• EXERCISE MATERIALS:
# # # # # # #

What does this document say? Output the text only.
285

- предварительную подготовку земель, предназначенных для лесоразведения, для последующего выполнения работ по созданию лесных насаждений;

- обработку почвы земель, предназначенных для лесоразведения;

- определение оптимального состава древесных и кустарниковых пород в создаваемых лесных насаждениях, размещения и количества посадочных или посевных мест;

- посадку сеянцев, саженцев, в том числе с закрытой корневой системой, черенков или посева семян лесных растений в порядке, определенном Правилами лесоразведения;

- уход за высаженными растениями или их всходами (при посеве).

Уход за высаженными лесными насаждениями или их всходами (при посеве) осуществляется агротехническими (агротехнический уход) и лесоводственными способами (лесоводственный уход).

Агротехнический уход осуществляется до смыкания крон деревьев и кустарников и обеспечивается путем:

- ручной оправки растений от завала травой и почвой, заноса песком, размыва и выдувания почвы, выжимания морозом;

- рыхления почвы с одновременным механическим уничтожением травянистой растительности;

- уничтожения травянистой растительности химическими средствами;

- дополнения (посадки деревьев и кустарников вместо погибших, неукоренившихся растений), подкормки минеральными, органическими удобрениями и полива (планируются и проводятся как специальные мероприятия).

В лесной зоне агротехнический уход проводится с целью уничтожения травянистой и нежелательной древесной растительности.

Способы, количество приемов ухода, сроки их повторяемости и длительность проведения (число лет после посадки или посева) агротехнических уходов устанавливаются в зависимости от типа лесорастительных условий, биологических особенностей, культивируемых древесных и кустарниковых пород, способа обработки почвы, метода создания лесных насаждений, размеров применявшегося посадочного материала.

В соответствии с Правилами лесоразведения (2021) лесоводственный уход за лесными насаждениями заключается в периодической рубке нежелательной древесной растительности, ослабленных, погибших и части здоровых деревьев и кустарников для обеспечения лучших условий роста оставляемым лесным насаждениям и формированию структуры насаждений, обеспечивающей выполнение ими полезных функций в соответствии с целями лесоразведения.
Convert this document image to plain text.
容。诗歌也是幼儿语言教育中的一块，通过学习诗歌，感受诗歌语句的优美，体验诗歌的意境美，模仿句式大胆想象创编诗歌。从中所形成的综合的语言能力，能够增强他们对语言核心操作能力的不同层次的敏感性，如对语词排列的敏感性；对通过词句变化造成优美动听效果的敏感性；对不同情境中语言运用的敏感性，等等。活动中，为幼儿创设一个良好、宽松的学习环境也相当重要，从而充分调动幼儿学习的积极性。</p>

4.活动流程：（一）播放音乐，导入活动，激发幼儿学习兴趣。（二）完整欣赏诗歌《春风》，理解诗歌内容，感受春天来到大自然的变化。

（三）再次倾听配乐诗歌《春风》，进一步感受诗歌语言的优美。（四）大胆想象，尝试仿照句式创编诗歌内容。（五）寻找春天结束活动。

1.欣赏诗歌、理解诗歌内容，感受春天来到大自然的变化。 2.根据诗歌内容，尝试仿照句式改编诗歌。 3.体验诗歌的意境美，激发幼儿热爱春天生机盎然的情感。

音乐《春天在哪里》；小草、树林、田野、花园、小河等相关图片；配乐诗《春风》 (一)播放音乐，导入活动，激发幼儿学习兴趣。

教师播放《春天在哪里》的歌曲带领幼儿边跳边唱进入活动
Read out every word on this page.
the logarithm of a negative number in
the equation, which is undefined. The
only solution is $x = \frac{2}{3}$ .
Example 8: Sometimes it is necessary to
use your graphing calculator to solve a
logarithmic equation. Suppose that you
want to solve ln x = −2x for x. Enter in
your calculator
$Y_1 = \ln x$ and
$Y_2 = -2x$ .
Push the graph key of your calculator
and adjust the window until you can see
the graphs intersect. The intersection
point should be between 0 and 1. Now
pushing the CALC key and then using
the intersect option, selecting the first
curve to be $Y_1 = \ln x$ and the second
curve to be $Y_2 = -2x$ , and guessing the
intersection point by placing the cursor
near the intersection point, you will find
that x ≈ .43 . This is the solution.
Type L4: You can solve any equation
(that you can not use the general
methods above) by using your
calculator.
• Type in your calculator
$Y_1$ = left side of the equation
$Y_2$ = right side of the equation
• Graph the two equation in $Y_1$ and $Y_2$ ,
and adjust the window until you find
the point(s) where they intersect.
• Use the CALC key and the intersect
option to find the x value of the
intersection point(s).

# # # # # # #

Extract the complete data, matching each line exactly.

• OUTPUT FOR THIS EXERCISE:
What does this document say? Output the text only.
285

- предварительную подготовку земель, предназначенных для лесоразведения, для последующего выполнения работ по созданию лесных насаждений;

- обработку почвы земель, предназначенных для лесоразведения;

- определение оптимального состава древесных и кустарниковых пород в создаваемых лесных насаждениях, размещения и количества посадочных или посевных мест;

- посадку сеянцев, саженцев, в том числе с закрытой корневой системой, черенков или посева семян лесных растений в порядке, определенном Правилами лесоразведения;

- уход за высаженными растениями или их всходами (при посеве).

Уход за высаженными лесными насаждениями или их всходами (при посеве) осуществляется агротехническими (агротехнический уход) и лесоводственными способами (лесоводственный уход).

Агротехнический уход осуществляется до смыкания крон деревьев и кустарников и обеспечивается путем:

- ручной оправки растений от завала травой и почвой, заноса песком, размыва и выдувания почвы, выжимания морозом;

- рыхления почвы с одновременным механическим уничтожением травянистой растительности;

- уничтожения травянистой растительности химическими средствами;

- дополнения (посадки деревьев и кустарников вместо погибших, неукоренившихся растений), подкормки минеральными, органическими удобрениями и полива (планируются и проводятся как специальные мероприятия).

В лесной зоне агротехнический уход проводится с целью уничтожения травянистой и нежелательной древесной растительности.

Способы, количество приемов ухода, сроки их повторяемости и длительность проведения (число лет после посадки или посева) агротехнических уходов устанавливаются в зависимости от типа лесорастительных условий, биологических особенностей, культивируемых древесных и кустарниковых пород, способа обработки почвы, метода создания лесных насаждений, размеров применявшегося посадочного материала.

В соответствии с Правилами лесоразведения (2021) лесоводственный уход за лесными насаждениями заключается в периодической рубке нежелательной древесной растительности, ослабленных, погибших и части здоровых деревьев и кустарников для обеспечения лучших условий роста оставляемым лесным насаждениям и формированию структуры насаждений, обеспечивающей выполнение ими полезных функций в соответствии с целями лесоразведения.
Convert this document image to plain text.
容。诗歌也是幼儿语言教育中的一块，通过学习诗歌，感受诗歌语句的优美，体验诗歌的意境美，模仿句式大胆想象创编诗歌。从中所形成的综合的语言能力，能够增强他们对语言核心操作能力的不同层次的敏感性，如对语词排列的敏感性；对通过词句变化造成优美动听效果的敏感性；对不同情境中语言运用的敏感性，等等。活动中，为幼儿创设一个良好、宽松的学习环境也相当重要，从而充分调动幼儿学习的积极性。</p>

4.活动流程：（一）播放音乐，导入活动，激发幼儿学习兴趣。（二）完整欣赏诗歌《春风》，理解诗歌内容，感受春天来到大自然的变化。

（三）再次倾听配乐诗歌《春风》，进一步感受诗歌语言的优美。（四）大胆想象，尝试仿照句式创编诗歌内容。（五）寻找春天结束活动。

1.欣赏诗歌、理解诗歌内容，感受春天来到大自然的变化。 2.根据诗歌内容，尝试仿照句式改编诗歌。 3.体验诗歌的意境美，激发幼儿热爱春天生机盎然的情感。

音乐《春天在哪里》；小草、树林、田野、花园、小河等相关图片；配乐诗《春风》 (一)播放音乐，导入活动，激发幼儿学习兴趣。

教师播放《春天在哪里》的歌曲带领幼儿边跳边唱进入活动
Read out every word on this page.
the logarithm of a negative number in
the equation, which is undefined. The
only solution is $x = \frac{2}{3}$ .
Example 8: Sometimes it is necessary to
use your graphing calculator to solve a
logarithmic equation. Suppose that you
want to solve ln x = −2x for x. Enter in
your calculator
$Y_1 = \ln x$ and
$Y_2 = -2x$ .
Push the graph key of your calculator
and adjust the window until you can see
the graphs intersect. The intersection
point should be between 0 and 1. Now
pushing the CALC key and then using
the intersect option, selecting the first
curve to be $Y_1 = \ln x$ and the second
curve to be $Y_2 = -2x$ , and guessing the
intersection point by placing the cursor
near the intersection point, you will find
that x ≈ .43 . This is the solution.
Type L4: You can solve any equation
(that you can not use the general
methods above) by using your
calculator.
• Type in your calculator
$Y_1$ = left side of the equation
$Y_2$ = right side of the equation
• Graph the two equation in $Y_1$ and $Y_2$ ,
and adjust the window until you find
the point(s) where they intersect.
• Use the CALC key and the intersect
option to find the x value of the
intersection point(s).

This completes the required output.